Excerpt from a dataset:
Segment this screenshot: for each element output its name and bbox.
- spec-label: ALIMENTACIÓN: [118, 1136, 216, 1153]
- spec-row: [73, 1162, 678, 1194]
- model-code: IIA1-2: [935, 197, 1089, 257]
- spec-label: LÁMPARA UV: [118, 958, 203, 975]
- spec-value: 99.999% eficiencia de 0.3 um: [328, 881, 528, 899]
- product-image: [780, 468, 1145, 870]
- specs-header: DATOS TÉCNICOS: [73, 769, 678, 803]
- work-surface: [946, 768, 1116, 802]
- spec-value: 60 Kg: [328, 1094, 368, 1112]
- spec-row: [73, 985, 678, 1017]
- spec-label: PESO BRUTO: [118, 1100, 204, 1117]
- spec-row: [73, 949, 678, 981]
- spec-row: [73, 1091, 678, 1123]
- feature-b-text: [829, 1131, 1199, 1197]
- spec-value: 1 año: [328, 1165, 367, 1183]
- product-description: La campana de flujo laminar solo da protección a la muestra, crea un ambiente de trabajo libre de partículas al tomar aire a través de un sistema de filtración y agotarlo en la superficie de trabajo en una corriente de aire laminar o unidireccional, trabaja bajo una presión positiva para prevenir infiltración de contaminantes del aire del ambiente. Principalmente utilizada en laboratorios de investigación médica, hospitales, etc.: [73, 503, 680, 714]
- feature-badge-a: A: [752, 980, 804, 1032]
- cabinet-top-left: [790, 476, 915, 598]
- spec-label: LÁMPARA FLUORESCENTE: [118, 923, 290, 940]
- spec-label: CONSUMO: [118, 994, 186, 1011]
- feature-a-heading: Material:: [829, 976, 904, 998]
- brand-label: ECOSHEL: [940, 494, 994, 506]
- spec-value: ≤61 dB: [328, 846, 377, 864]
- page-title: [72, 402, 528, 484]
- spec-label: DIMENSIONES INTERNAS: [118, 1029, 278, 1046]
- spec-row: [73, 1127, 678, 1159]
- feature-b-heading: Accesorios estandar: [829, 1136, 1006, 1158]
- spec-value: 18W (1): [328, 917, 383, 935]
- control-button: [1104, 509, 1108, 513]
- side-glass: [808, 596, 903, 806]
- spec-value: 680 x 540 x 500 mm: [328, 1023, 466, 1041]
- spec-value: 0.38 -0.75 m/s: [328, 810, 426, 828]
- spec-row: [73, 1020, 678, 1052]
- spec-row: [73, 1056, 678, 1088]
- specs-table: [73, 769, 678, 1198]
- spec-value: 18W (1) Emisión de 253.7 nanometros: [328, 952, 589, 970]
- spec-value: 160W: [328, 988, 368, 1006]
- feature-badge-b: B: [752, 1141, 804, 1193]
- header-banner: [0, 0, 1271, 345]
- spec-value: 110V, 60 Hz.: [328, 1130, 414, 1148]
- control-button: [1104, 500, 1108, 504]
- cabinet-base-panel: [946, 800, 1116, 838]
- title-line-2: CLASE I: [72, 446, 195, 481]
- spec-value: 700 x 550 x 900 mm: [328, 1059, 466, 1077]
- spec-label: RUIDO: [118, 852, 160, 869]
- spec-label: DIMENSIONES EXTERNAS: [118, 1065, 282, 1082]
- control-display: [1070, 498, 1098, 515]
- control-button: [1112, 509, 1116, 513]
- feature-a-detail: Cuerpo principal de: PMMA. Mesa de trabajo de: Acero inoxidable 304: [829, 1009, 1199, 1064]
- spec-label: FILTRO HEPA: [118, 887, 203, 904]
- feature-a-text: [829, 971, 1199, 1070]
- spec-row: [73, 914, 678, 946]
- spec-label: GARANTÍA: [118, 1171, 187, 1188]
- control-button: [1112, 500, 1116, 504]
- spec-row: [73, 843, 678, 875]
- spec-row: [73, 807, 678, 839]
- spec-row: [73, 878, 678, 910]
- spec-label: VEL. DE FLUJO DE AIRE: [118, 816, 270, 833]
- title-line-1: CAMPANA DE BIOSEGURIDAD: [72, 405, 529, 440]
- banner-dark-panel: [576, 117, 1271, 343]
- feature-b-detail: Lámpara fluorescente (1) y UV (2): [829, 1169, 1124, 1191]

Exercise brief ->
Lay out as a numbered list the lines from the start of the excerpt through the line holding "- feature-a-heading: Material:: [829, 976, 904, 998]", both included, skipping any blank lines.

The reply ->
1. Segment this screenshot: for each element output its name and bbox.
2. - spec-label: ALIMENTACIÓN: [118, 1136, 216, 1153]
3. - spec-row: [73, 1162, 678, 1194]
4. - model-code: IIA1-2: [935, 197, 1089, 257]
5. - spec-label: LÁMPARA UV: [118, 958, 203, 975]
6. - spec-value: 99.999% eficiencia de 0.3 um: [328, 881, 528, 899]
7. - product-image: [780, 468, 1145, 870]
8. - specs-header: DATOS TÉCNICOS: [73, 769, 678, 803]
9. - work-surface: [946, 768, 1116, 802]
10. - spec-value: 60 Kg: [328, 1094, 368, 1112]
11. - spec-row: [73, 985, 678, 1017]
12. - spec-label: PESO BRUTO: [118, 1100, 204, 1117]
13. - spec-row: [73, 949, 678, 981]
14. - spec-row: [73, 1091, 678, 1123]
15. - feature-b-text: [829, 1131, 1199, 1197]
16. - spec-value: 1 año: [328, 1165, 367, 1183]
17. - product-description: La campana de flujo laminar solo da protección a la muestra, crea un ambiente de trabajo libre de partículas al tomar aire a través de un sistema de filtración y agotarlo en la superficie de trabajo en una corriente de aire laminar o unidireccional, trabaja bajo una presión positiva para prevenir infiltración de contaminantes del aire del ambiente. Principalmente utilizada en laboratorios de investigación médica, hospitales, etc.: [73, 503, 680, 714]
18. - feature-badge-a: A: [752, 980, 804, 1032]
19. - cabinet-top-left: [790, 476, 915, 598]
20. - spec-label: LÁMPARA FLUORESCENTE: [118, 923, 290, 940]
21. - spec-label: CONSUMO: [118, 994, 186, 1011]
22. - feature-a-heading: Material:: [829, 976, 904, 998]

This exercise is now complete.